* Goal *
Determine how many lines below hold the string "What". Reply with the number alone.

* Data provided *
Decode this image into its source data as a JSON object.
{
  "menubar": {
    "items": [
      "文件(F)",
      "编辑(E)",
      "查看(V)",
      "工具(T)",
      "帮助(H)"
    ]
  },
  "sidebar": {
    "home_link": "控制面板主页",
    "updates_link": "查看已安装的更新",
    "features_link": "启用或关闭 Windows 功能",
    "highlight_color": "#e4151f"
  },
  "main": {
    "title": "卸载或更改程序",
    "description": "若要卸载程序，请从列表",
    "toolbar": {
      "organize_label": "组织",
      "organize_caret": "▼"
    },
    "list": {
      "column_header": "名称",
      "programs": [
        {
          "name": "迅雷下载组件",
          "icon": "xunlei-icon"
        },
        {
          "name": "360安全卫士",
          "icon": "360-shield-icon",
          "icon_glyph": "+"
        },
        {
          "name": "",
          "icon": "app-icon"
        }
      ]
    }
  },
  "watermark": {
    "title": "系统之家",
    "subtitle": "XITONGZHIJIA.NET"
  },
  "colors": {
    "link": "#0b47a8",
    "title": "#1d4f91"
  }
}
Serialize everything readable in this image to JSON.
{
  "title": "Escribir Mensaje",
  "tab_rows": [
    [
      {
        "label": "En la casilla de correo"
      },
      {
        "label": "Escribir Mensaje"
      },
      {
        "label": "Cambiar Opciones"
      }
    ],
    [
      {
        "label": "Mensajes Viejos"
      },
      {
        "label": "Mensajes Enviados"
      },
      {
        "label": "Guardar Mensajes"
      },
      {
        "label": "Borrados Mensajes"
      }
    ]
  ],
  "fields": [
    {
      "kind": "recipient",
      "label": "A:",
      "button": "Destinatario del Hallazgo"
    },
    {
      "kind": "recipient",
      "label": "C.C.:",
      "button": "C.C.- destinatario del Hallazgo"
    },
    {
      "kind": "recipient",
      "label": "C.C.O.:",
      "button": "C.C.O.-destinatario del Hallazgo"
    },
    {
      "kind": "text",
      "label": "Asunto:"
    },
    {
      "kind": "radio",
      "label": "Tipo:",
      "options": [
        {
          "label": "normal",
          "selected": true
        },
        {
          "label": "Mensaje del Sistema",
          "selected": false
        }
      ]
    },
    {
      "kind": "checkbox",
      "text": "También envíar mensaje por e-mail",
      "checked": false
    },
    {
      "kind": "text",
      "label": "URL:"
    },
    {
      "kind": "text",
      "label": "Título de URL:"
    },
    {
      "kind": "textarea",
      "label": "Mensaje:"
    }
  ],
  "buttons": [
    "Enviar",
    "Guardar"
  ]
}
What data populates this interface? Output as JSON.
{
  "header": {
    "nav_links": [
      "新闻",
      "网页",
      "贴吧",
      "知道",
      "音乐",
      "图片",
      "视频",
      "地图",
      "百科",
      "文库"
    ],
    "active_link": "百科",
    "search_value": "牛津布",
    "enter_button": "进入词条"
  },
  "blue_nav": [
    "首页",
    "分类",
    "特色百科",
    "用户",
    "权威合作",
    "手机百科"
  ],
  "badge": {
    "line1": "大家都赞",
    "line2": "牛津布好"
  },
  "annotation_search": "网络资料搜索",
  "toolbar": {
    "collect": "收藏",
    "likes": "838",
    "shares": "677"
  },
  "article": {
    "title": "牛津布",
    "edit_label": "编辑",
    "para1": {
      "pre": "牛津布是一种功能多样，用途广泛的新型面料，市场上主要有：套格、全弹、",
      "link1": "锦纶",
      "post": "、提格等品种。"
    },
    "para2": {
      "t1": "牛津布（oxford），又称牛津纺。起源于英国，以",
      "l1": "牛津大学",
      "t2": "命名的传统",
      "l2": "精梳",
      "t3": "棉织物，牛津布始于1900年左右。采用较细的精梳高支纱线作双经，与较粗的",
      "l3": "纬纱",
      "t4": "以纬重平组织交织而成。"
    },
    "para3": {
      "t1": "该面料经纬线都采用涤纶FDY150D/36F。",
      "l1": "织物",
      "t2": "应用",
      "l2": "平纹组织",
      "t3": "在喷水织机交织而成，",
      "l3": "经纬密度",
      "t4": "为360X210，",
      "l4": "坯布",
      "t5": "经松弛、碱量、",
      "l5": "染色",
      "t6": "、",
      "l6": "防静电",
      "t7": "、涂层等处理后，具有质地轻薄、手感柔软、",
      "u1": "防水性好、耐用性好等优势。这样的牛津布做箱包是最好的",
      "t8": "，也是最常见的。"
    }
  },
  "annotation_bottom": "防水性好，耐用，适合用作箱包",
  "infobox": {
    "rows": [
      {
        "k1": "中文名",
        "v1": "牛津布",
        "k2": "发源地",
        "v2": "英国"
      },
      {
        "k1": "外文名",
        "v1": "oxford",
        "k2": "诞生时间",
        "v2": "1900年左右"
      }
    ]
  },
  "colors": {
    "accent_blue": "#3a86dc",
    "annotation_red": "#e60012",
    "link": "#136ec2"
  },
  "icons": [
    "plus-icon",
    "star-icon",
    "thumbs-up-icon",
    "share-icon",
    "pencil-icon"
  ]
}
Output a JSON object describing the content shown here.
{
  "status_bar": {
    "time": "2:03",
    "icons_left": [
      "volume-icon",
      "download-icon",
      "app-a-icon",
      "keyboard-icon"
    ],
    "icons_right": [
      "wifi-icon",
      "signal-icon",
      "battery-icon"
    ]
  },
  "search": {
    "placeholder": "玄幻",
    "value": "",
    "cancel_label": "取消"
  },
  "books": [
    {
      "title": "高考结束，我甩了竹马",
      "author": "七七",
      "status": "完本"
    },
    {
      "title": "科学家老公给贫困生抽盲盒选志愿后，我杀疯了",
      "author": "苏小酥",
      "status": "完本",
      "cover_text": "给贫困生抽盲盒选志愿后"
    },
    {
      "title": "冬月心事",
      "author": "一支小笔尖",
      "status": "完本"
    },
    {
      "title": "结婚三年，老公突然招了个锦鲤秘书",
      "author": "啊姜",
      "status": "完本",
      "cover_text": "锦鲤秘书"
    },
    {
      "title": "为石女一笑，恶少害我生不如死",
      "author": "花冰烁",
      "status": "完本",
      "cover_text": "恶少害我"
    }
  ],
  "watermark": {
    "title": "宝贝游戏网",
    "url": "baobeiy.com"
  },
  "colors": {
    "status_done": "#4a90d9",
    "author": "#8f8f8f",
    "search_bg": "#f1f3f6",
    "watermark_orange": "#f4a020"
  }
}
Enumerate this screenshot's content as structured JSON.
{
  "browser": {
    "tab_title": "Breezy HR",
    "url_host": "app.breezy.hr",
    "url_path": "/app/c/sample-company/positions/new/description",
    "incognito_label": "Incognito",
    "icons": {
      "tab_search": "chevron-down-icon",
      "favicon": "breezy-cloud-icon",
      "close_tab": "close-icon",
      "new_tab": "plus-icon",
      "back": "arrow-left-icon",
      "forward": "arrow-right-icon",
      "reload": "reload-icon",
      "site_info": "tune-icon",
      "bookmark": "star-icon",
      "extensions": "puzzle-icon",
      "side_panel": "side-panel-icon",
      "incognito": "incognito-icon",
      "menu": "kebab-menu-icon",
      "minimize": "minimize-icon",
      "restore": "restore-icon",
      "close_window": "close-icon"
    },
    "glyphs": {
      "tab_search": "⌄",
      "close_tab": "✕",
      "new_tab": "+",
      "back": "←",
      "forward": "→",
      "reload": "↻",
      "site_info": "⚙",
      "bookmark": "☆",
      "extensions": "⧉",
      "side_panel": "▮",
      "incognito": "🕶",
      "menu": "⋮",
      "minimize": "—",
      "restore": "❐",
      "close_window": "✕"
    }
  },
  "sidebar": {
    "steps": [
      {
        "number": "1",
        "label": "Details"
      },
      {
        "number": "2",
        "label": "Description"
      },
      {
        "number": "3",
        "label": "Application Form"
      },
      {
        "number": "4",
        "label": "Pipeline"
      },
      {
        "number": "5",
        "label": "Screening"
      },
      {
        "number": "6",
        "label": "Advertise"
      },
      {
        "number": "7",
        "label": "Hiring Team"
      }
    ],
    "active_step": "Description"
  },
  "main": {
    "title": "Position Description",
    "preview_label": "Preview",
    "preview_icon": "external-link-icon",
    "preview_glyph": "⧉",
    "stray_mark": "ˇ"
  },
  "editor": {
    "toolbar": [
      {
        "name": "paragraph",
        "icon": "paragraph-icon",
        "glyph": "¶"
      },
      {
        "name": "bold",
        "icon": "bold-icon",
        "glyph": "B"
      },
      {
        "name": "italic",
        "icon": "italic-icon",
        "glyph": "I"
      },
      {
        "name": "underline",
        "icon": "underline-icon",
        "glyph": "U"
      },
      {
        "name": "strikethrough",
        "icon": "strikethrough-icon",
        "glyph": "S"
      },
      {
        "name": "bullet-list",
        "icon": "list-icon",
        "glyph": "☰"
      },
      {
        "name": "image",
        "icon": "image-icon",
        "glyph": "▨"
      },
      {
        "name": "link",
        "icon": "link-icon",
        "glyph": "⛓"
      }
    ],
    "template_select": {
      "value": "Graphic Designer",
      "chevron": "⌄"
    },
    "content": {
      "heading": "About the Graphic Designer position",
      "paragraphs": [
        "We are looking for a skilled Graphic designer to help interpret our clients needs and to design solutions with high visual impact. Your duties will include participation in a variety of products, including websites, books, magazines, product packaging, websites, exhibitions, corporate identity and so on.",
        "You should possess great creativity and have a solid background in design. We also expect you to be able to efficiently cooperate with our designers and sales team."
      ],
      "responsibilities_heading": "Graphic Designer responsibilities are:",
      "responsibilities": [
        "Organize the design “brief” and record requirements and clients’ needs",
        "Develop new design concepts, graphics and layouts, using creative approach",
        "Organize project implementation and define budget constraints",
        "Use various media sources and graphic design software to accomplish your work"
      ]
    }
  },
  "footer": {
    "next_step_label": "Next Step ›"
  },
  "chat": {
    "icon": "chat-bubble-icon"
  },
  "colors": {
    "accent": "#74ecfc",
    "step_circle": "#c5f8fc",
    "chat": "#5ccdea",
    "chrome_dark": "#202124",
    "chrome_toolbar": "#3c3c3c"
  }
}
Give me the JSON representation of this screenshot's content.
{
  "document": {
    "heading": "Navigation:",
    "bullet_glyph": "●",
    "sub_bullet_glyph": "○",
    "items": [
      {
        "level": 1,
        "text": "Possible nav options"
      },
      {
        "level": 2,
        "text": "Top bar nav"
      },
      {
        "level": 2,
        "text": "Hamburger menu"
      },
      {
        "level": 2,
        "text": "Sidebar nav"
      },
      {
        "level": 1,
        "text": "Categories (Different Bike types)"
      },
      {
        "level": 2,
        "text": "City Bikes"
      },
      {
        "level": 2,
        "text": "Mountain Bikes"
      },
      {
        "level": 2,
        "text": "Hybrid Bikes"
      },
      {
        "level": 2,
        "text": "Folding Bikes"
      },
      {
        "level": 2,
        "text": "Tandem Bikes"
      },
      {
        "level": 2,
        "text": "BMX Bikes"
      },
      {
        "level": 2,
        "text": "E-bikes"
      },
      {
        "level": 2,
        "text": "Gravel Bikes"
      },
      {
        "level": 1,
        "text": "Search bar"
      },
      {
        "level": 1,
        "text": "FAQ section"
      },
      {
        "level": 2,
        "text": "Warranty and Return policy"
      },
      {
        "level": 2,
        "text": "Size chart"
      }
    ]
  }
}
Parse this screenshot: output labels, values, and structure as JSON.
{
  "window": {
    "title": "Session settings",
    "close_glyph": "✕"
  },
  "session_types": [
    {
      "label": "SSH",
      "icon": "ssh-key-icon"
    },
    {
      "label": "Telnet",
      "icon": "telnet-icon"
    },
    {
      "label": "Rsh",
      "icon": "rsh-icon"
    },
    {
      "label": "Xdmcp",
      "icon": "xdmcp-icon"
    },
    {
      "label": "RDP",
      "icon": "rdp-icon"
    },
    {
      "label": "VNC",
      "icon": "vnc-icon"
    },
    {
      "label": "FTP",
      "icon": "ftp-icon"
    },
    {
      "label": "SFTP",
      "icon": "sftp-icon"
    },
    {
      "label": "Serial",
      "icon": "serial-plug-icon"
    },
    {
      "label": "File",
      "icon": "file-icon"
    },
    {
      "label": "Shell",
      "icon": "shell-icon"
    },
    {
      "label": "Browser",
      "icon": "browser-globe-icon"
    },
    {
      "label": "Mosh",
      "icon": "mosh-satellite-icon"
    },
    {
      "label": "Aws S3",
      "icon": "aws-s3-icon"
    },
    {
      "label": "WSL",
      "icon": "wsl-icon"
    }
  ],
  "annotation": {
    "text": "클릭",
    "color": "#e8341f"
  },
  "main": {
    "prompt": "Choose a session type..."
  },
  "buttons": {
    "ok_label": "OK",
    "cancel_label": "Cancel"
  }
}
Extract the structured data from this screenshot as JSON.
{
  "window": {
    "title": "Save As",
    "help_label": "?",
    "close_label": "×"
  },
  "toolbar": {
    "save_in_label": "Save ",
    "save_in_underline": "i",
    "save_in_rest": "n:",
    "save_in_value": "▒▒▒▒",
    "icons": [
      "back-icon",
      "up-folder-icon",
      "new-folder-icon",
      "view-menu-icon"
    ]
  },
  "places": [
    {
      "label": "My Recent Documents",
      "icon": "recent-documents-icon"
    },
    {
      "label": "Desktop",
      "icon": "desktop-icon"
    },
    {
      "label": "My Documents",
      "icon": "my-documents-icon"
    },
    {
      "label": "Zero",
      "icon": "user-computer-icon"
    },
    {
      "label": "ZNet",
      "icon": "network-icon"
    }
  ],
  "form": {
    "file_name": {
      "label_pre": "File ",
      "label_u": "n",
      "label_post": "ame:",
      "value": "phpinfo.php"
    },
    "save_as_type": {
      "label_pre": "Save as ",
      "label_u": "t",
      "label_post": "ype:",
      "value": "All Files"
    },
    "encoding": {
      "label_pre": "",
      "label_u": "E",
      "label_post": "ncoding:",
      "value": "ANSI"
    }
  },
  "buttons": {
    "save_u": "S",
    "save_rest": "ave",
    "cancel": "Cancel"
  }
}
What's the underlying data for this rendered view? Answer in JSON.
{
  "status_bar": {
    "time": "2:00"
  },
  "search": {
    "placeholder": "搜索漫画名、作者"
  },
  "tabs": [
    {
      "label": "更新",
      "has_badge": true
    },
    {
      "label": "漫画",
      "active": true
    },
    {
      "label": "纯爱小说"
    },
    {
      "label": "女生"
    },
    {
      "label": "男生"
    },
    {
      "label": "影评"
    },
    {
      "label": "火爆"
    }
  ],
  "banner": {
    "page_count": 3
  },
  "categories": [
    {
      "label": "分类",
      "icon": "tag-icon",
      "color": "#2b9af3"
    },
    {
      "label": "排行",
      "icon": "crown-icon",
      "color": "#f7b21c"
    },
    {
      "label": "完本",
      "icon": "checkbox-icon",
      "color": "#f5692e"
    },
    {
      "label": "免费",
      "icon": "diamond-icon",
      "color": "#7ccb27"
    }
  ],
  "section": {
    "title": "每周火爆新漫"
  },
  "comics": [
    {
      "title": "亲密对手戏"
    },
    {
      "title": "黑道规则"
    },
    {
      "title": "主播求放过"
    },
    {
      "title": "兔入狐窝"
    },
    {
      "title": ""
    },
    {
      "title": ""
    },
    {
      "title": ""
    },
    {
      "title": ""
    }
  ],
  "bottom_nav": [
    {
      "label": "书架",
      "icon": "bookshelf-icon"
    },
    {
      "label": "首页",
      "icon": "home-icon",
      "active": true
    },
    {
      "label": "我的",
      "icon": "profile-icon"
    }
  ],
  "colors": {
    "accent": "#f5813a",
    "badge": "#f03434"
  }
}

* Exercise result *
2